Quoted passage:
So, array_reverse() is supposed to take an array, and return a copy of it with elements in reverse order, and it's always been working faithfully for me, up until today. I have an array of arrays, and I need to get them in reverse order, so I'd assumed array_reverse would do exactly what I needed, but it seems to be behaving oddly, and I can't figure out why.
My initial array (yes, I'm doing some HTML parsing):
Array(
0 => Array(
0 => '<blockquote',
1 => int 232
),
1 => Array(
0 => '<blockquote',
1 => int 593
),
2 => Array(
0 => '<blockquote',
1 => int 938
),
3 => Array(
0 => '</blockquote',
1 => int 2627
),
4 => Array(
0 => '</blockquote',
1 => int 2758
),
5 => Array(
0 => '</blockquote',
1 => int 2794
),
)
running array_reverse($arr) on it, one would expect the returned array to be:
Array (
0 => Array(
0 => '</blockquote',
1 => int 2794
),
1 => Array(
0 => '</blockquote',
1 => int 2758
),
2 => Array(
0 => '</blockquote',
1 => int 2627
),
3 => Array(
0 => '<blockquote',
1 => int 938
),
4 => Array(
0 => '<blockquote',
1 => int 593
),
5 => Array(
0 => '<blockquote',
1 => int 232
),
)

Data records:
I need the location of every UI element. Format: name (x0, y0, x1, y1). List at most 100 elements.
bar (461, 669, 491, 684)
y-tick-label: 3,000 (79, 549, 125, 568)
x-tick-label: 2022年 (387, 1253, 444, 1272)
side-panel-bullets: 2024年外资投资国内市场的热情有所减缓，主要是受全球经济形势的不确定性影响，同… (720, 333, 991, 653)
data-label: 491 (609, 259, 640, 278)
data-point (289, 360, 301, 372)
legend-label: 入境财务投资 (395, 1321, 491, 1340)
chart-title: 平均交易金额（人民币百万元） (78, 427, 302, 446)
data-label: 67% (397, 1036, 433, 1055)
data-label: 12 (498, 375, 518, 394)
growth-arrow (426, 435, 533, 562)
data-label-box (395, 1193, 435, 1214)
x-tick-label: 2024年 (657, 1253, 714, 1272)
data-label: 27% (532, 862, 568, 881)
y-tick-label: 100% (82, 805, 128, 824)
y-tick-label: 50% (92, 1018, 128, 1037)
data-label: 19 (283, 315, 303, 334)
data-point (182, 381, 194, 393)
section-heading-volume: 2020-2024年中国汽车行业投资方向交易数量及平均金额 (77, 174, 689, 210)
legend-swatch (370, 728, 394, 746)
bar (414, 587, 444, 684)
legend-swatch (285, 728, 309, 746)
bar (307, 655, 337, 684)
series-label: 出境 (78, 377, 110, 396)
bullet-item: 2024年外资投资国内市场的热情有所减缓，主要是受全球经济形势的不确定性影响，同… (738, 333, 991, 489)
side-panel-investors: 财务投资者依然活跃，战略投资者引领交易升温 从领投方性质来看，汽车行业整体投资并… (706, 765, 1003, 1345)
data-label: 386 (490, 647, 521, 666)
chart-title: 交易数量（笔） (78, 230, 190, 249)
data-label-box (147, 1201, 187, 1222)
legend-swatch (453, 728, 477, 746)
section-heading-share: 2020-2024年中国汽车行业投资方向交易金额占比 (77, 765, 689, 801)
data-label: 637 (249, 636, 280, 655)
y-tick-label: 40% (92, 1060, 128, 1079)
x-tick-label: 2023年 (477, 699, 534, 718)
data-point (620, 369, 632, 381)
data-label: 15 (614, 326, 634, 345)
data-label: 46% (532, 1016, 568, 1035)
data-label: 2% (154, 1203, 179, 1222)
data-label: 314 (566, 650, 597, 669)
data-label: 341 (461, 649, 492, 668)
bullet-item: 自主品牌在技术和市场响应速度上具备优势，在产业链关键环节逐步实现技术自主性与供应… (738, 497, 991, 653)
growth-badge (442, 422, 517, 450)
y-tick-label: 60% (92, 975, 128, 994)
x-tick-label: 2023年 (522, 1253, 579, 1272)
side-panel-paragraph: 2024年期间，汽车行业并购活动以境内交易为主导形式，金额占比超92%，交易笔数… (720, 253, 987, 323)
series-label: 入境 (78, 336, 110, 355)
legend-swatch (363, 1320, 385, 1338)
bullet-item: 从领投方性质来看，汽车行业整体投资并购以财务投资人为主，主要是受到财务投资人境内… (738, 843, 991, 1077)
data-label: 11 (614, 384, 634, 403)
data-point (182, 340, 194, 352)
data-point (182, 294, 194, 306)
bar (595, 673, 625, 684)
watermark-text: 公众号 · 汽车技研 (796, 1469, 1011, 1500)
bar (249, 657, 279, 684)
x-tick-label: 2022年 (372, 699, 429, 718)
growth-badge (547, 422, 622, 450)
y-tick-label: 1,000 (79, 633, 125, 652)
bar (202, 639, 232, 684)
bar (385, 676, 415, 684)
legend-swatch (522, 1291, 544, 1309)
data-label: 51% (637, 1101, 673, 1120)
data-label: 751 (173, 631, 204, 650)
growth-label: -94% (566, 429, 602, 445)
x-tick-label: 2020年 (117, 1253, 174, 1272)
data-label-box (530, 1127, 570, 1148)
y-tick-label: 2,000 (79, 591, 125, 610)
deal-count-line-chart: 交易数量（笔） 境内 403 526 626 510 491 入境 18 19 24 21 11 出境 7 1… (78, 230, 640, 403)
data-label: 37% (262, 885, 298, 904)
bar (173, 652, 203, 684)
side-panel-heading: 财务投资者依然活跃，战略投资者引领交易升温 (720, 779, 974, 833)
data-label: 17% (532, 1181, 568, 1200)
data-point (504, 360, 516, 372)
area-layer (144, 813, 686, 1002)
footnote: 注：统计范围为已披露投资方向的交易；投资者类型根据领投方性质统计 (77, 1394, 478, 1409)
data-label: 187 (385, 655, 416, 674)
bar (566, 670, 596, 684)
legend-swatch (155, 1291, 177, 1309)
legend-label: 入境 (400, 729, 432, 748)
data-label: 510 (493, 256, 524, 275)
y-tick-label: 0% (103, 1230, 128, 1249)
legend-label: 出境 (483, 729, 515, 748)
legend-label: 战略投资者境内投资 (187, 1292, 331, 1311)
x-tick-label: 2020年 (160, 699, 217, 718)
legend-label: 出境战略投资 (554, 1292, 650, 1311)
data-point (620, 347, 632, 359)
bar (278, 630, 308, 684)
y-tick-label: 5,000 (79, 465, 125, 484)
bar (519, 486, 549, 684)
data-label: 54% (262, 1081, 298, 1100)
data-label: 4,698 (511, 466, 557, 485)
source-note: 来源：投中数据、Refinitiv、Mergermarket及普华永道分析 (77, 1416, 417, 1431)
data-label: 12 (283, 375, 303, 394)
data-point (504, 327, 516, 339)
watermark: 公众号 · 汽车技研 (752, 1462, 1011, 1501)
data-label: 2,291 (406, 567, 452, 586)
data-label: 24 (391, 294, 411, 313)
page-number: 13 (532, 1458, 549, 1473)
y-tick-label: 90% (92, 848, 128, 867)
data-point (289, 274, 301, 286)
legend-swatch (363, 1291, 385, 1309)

Your objective: Please write the next part of the array_reverse() post, starting right after the expected reversed array. The records have no connection to the array_reverse() post.

Written reply:
However, it returns an unaltered array. Now, if I do array_reverse($arr[0]), then it reverses the entire array like I want.
I can think of no reason it would not be reversing the initial array, and why, when passing a specific key, it would reverse the entire array, rather than that one sub-array. Why would it be doing this?
EDIT: I walked away and came back, looked at it, and realized the main array had a single element which was the array I'd posted above. Just a good ol' ID-10-T error.